● **SUPPLIED ENTRIES**
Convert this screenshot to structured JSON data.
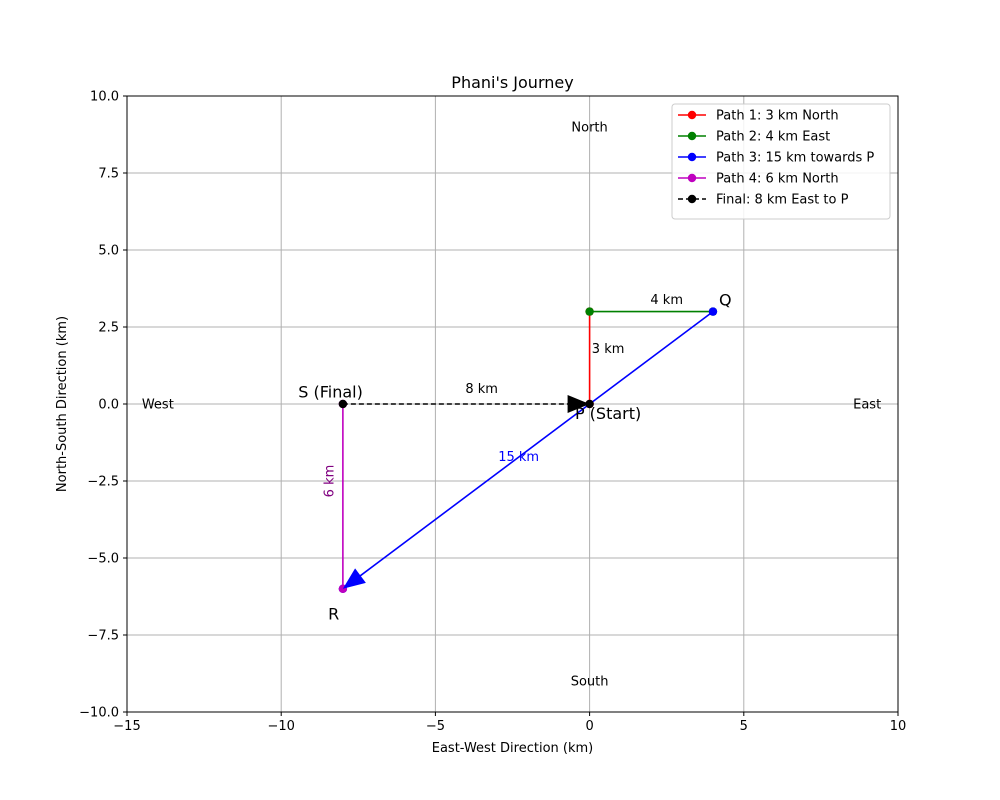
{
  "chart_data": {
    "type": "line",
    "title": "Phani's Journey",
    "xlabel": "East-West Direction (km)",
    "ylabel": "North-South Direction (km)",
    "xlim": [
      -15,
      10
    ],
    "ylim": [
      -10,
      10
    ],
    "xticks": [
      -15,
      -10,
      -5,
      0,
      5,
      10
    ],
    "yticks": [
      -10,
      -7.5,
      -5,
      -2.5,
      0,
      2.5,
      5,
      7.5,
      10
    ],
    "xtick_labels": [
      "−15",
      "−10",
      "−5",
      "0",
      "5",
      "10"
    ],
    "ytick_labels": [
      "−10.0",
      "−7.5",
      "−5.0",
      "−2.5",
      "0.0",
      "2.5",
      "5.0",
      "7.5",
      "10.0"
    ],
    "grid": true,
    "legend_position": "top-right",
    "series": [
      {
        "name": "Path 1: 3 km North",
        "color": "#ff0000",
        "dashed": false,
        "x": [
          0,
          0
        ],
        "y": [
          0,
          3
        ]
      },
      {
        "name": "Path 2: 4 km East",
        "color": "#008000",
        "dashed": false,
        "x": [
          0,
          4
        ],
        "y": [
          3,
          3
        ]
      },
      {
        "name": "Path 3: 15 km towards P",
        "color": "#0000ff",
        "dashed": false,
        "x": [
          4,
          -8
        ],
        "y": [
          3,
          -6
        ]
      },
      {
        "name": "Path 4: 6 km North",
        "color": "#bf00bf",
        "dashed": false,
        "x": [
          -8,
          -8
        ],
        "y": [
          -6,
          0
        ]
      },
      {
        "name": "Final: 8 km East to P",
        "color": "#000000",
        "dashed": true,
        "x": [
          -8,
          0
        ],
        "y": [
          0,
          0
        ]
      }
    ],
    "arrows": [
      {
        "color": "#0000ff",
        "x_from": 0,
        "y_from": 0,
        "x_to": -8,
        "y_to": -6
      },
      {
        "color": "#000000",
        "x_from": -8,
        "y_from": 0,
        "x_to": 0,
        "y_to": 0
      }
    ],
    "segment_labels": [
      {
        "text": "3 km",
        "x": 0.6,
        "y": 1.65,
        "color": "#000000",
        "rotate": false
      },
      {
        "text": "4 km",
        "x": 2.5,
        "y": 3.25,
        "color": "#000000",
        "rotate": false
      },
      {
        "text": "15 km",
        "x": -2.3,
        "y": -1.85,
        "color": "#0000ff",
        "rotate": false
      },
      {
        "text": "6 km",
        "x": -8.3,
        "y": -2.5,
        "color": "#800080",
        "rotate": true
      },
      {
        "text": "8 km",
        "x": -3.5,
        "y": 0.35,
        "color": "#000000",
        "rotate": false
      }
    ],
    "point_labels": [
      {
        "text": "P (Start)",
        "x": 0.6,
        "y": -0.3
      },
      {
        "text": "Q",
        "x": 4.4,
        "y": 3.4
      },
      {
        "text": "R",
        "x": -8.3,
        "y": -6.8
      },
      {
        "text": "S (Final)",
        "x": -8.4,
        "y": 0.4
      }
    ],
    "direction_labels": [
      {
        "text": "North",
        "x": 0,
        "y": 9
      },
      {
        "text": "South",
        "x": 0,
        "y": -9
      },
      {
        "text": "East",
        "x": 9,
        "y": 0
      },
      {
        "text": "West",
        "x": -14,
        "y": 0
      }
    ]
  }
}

● **WHAT THE EXERCISE ASKS**
Without the pictures, write out every entry precisely as it appears.

● **ANSWER TO THIS EXERCISE**
Convert this screenshot to structured JSON data.
{
  "chart_data": {
    "type": "line",
    "title": "Phani's Journey",
    "xlabel": "East-West Direction (km)",
    "ylabel": "North-South Direction (km)",
    "xlim": [
      -15,
      10
    ],
    "ylim": [
      -10,
      10
    ],
    "xticks": [
      -15,
      -10,
      -5,
      0,
      5,
      10
    ],
    "yticks": [
      -10,
      -7.5,
      -5,
      -2.5,
      0,
      2.5,
      5,
      7.5,
      10
    ],
    "xtick_labels": [
      "−15",
      "−10",
      "−5",
      "0",
      "5",
      "10"
    ],
    "ytick_labels": [
      "−10.0",
      "−7.5",
      "−5.0",
      "−2.5",
      "0.0",
      "2.5",
      "5.0",
      "7.5",
      "10.0"
    ],
    "grid": true,
    "legend_position": "top-right",
    "series": [
      {
        "name": "Path 1: 3 km North",
        "color": "#ff0000",
        "dashed": false,
        "x": [
          0,
          0
        ],
        "y": [
          0,
          3
        ]
      },
      {
        "name": "Path 2: 4 km East",
        "color": "#008000",
        "dashed": false,
        "x": [
          0,
          4
        ],
        "y": [
          3,
          3
        ]
      },
      {
        "name": "Path 3: 15 km towards P",
        "color": "#0000ff",
        "dashed": false,
        "x": [
          4,
          -8
        ],
        "y": [
          3,
          -6
        ]
      },
      {
        "name": "Path 4: 6 km North",
        "color": "#bf00bf",
        "dashed": false,
        "x": [
          -8,
          -8
        ],
        "y": [
          -6,
          0
        ]
      },
      {
        "name": "Final: 8 km East to P",
        "color": "#000000",
        "dashed": true,
        "x": [
          -8,
          0
        ],
        "y": [
          0,
          0
        ]
      }
    ],
    "arrows": [
      {
        "color": "#0000ff",
        "x_from": 0,
        "y_from": 0,
        "x_to": -8,
        "y_to": -6
      },
      {
        "color": "#000000",
        "x_from": -8,
        "y_from": 0,
        "x_to": 0,
        "y_to": 0
      }
    ],
    "segment_labels": [
      {
        "text": "3 km",
        "x": 0.6,
        "y": 1.65,
        "color": "#000000",
        "rotate": false
      },
      {
        "text": "4 km",
        "x": 2.5,
        "y": 3.25,
        "color": "#000000",
        "rotate": false
      },
      {
        "text": "15 km",
        "x": -2.3,
        "y": -1.85,
        "color": "#0000ff",
        "rotate": false
      },
      {
        "text": "6 km",
        "x": -8.3,
        "y": -2.5,
        "color": "#800080",
        "rotate": true
      },
      {
        "text": "8 km",
        "x": -3.5,
        "y": 0.35,
        "color": "#000000",
        "rotate": false
      }
    ],
    "point_labels": [
      {
        "text": "P (Start)",
        "x": 0.6,
        "y": -0.3
      },
      {
        "text": "Q",
        "x": 4.4,
        "y": 3.4
      },
      {
        "text": "R",
        "x": -8.3,
        "y": -6.8
      },
      {
        "text": "S (Final)",
        "x": -8.4,
        "y": 0.4
      }
    ],
    "direction_labels": [
      {
        "text": "North",
        "x": 0,
        "y": 9
      },
      {
        "text": "South",
        "x": 0,
        "y": -9
      },
      {
        "text": "East",
        "x": 9,
        "y": 0
      },
      {
        "text": "West",
        "x": -14,
        "y": 0
      }
    ]
  }
}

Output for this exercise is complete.